### Task to complete:
Count, in the entries, the lines with "DevTools". Answer with the number only.

### Exercise materials:
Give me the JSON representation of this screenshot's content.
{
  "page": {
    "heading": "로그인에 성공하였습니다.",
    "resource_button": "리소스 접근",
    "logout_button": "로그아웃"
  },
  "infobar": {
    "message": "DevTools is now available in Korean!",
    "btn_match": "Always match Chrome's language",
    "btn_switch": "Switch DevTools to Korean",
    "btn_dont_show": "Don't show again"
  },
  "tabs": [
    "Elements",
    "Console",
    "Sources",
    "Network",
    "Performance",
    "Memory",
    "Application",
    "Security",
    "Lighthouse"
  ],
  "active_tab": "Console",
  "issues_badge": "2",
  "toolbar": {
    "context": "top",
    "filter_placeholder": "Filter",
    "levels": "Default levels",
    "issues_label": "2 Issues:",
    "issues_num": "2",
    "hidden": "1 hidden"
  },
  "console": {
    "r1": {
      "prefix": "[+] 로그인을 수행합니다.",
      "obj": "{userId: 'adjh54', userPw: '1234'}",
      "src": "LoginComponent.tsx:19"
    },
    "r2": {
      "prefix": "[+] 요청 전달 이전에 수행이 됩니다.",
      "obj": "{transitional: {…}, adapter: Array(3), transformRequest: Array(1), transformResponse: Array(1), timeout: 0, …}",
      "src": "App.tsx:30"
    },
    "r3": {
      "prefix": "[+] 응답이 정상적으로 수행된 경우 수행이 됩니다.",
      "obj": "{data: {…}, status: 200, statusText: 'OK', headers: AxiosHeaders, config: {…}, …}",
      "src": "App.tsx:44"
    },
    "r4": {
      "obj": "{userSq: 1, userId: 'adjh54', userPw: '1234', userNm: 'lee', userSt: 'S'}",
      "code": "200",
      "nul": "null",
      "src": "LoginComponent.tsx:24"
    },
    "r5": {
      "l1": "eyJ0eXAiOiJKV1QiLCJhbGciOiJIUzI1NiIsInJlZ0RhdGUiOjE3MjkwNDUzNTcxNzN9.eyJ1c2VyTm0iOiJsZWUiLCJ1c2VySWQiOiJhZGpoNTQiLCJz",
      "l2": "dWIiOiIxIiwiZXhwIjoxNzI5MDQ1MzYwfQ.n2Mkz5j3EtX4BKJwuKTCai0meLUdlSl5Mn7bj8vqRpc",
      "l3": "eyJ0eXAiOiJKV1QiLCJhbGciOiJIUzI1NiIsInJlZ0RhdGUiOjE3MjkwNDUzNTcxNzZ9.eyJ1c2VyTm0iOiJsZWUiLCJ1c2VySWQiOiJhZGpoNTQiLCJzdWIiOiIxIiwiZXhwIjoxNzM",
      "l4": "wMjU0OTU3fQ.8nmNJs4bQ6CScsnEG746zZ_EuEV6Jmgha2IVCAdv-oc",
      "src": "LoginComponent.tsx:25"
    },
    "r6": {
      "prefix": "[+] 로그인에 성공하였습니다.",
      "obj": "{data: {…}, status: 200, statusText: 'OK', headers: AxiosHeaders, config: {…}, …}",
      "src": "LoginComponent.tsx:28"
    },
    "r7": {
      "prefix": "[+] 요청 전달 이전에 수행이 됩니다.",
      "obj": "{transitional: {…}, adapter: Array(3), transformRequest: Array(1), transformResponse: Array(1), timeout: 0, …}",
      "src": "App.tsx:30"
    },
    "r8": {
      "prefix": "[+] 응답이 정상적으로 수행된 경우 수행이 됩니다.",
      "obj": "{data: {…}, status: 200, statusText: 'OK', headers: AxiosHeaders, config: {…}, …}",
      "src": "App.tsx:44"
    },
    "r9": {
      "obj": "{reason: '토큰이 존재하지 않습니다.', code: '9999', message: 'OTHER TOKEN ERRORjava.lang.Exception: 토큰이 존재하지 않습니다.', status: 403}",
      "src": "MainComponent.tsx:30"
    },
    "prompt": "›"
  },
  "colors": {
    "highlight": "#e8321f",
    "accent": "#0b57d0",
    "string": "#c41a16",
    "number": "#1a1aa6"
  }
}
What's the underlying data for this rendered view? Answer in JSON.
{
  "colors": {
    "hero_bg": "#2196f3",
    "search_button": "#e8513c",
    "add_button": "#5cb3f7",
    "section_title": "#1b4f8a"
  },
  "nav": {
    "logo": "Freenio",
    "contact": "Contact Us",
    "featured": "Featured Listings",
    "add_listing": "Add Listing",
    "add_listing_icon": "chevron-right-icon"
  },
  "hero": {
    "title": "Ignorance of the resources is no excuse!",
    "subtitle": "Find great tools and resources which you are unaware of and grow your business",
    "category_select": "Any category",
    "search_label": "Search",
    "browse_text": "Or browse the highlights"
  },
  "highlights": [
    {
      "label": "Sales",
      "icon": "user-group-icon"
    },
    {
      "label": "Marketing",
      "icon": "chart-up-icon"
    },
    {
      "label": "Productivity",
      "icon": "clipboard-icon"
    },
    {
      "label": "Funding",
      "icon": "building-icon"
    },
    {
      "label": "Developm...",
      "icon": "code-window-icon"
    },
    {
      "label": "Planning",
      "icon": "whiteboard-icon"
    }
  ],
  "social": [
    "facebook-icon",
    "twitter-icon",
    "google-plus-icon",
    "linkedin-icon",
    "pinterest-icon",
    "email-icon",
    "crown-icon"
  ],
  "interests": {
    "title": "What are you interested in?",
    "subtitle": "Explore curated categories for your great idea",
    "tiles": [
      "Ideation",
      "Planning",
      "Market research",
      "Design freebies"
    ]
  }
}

### The output:
2